START Exercise materials
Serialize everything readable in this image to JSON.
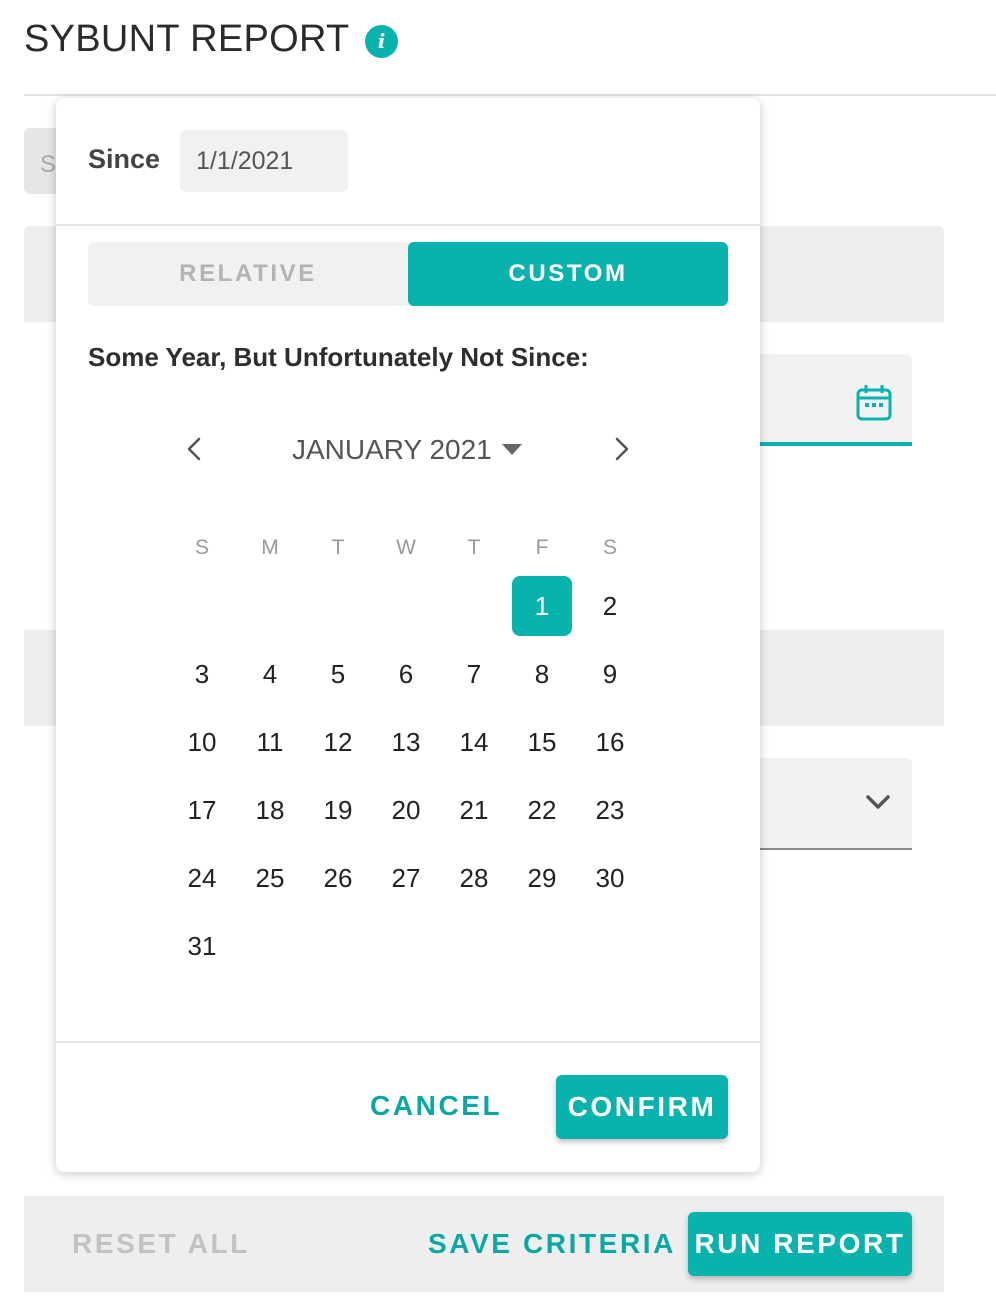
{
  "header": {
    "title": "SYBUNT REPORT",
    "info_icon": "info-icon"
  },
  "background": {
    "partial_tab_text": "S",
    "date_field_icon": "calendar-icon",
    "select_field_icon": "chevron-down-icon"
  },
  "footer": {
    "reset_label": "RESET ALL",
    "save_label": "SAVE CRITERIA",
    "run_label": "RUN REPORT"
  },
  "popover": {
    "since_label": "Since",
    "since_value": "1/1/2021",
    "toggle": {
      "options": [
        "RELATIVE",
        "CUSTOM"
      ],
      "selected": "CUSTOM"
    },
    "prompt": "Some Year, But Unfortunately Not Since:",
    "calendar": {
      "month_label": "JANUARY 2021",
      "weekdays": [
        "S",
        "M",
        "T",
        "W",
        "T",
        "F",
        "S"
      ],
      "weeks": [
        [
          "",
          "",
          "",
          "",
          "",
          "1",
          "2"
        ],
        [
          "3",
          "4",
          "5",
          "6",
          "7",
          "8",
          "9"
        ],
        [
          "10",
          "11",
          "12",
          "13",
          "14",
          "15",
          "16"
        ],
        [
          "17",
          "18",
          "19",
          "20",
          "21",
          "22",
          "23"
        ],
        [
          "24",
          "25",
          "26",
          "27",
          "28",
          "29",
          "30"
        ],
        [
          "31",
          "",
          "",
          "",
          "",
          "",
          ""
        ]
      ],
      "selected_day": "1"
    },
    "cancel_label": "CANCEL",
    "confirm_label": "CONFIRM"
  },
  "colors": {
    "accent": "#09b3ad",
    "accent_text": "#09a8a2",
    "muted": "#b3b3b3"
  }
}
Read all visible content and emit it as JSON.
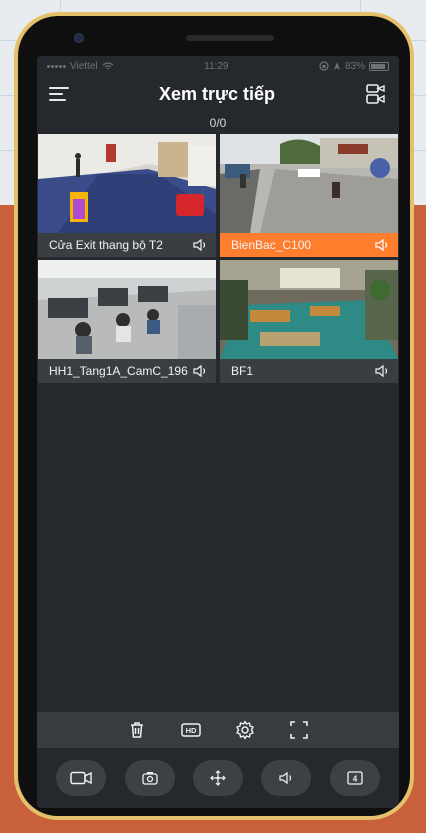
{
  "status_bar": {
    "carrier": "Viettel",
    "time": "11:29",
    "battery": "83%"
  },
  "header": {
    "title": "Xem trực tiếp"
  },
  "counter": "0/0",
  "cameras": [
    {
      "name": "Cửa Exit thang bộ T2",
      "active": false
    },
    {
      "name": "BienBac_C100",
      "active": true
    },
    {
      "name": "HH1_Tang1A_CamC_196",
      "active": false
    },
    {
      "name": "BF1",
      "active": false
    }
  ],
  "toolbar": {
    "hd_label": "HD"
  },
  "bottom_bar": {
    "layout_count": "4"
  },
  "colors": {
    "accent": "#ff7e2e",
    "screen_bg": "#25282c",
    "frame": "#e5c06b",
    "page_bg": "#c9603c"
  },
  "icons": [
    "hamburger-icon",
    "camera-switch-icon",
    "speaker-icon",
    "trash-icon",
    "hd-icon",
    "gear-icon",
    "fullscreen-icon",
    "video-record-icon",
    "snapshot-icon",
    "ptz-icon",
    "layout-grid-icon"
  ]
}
END Exercise materials
◆ Short task ◆
Only the lines from the line bearing "Read all visible content and emit it as JSON." to the end of the listing above, both inclusive, should be extracted verbatim; the pictures are excluded.

◆ Task response ◆
Read all visible content and emit it as JSON.
{
  "status_bar": {
    "carrier": "Viettel",
    "time": "11:29",
    "battery": "83%"
  },
  "header": {
    "title": "Xem trực tiếp"
  },
  "counter": "0/0",
  "cameras": [
    {
      "name": "Cửa Exit thang bộ T2",
      "active": false
    },
    {
      "name": "BienBac_C100",
      "active": true
    },
    {
      "name": "HH1_Tang1A_CamC_196",
      "active": false
    },
    {
      "name": "BF1",
      "active": false
    }
  ],
  "toolbar": {
    "hd_label": "HD"
  },
  "bottom_bar": {
    "layout_count": "4"
  },
  "colors": {
    "accent": "#ff7e2e",
    "screen_bg": "#25282c",
    "frame": "#e5c06b",
    "page_bg": "#c9603c"
  },
  "icons": [
    "hamburger-icon",
    "camera-switch-icon",
    "speaker-icon",
    "trash-icon",
    "hd-icon",
    "gear-icon",
    "fullscreen-icon",
    "video-record-icon",
    "snapshot-icon",
    "ptz-icon",
    "layout-grid-icon"
  ]
}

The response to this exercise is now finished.